* **Work to complete**: Copy out each line that includes the word "this".
==============================
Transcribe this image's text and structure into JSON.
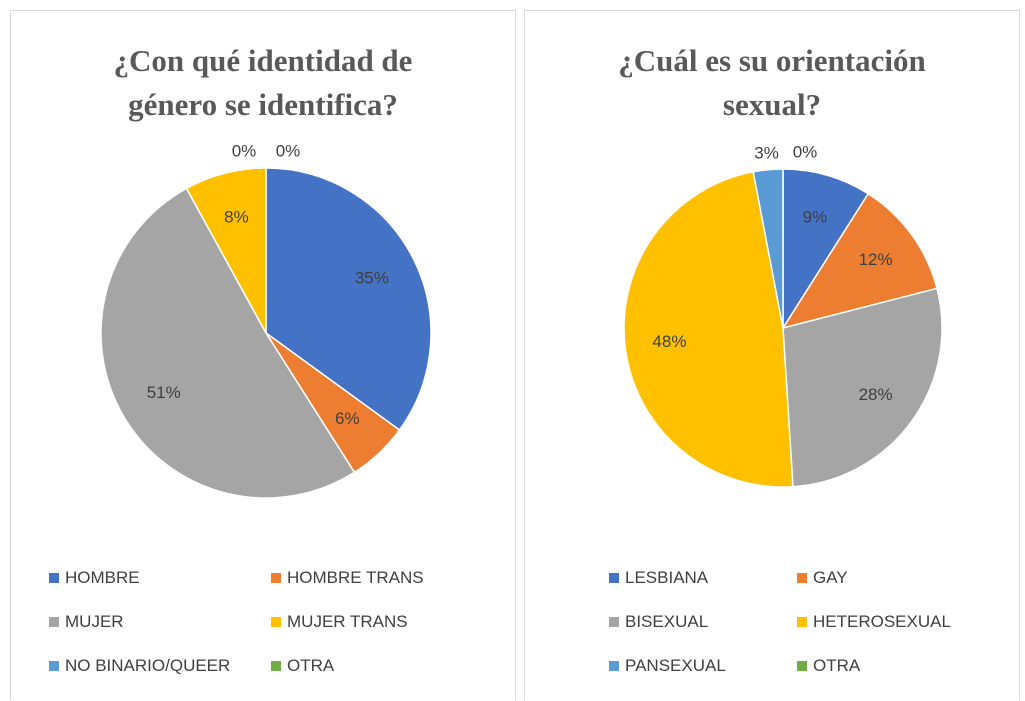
{
  "chart_data": [
    {
      "type": "pie",
      "title": "¿Con qué identidad de género se identifica?",
      "categories": [
        "HOMBRE",
        "HOMBRE TRANS",
        "MUJER",
        "MUJER TRANS",
        "NO BINARIO/QUEER",
        "OTRA"
      ],
      "values": [
        35,
        6,
        51,
        8,
        0,
        0
      ],
      "value_labels": [
        "35%",
        "6%",
        "51%",
        "8%",
        "0%",
        "0%"
      ],
      "colors": [
        "#4472c4",
        "#ed7d31",
        "#a5a5a5",
        "#ffc000",
        "#5b9bd5",
        "#70ad47"
      ]
    },
    {
      "type": "pie",
      "title": "¿Cuál es su orientación sexual?",
      "categories": [
        "LESBIANA",
        "GAY",
        "BISEXUAL",
        "HETEROSEXUAL",
        "PANSEXUAL",
        "OTRA"
      ],
      "values": [
        9,
        12,
        28,
        48,
        3,
        0
      ],
      "value_labels": [
        "9%",
        "12%",
        "28%",
        "48%",
        "3%",
        "0%"
      ],
      "colors": [
        "#4472c4",
        "#ed7d31",
        "#a5a5a5",
        "#ffc000",
        "#5b9bd5",
        "#70ad47"
      ]
    }
  ]
}
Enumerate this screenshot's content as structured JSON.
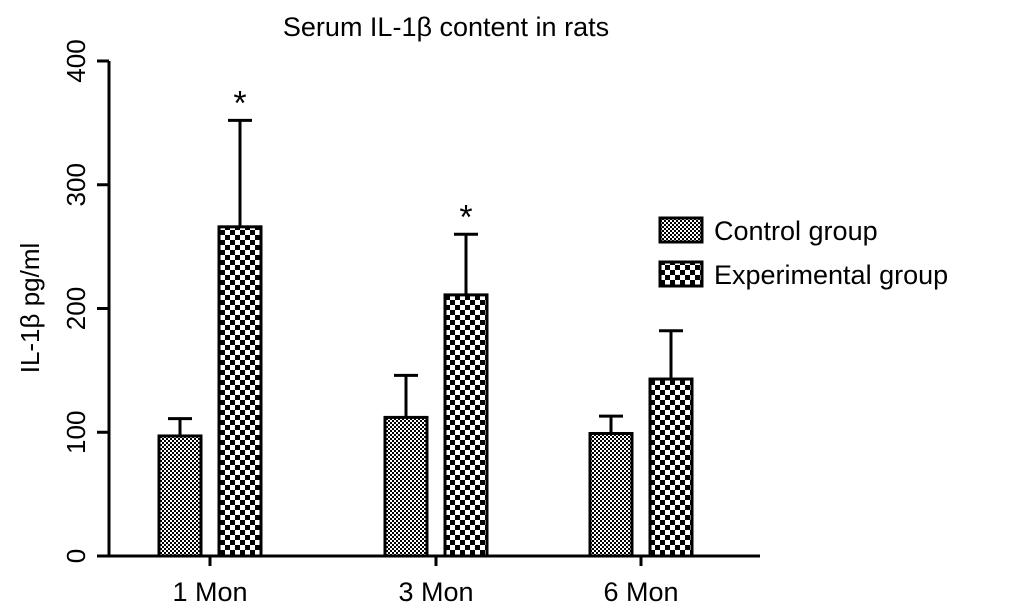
{
  "chart_data": {
    "type": "bar",
    "title": "Serum IL-1β content in rats",
    "ylabel": "IL-1β pg/ml",
    "xlabel": "",
    "categories": [
      "1 Mon",
      "3 Mon",
      "6 Mon"
    ],
    "ylim": [
      0,
      400
    ],
    "yticks": [
      0,
      100,
      200,
      300,
      400
    ],
    "grid": false,
    "legend_position": "right",
    "series": [
      {
        "name": "Control group",
        "values": [
          97,
          112,
          99
        ],
        "errors": [
          14,
          34,
          14
        ],
        "significance": [
          "",
          "",
          ""
        ]
      },
      {
        "name": "Experimental group",
        "values": [
          266,
          211,
          143
        ],
        "errors": [
          86,
          49,
          39
        ],
        "significance": [
          "*",
          "*",
          ""
        ]
      }
    ]
  },
  "colors": {
    "ink": "#000000",
    "background": "#ffffff"
  }
}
==============================
* **Answer in full**:
Transcribe this image's text and structure into JSON.
Enumerate this screenshot's content as structured JSON.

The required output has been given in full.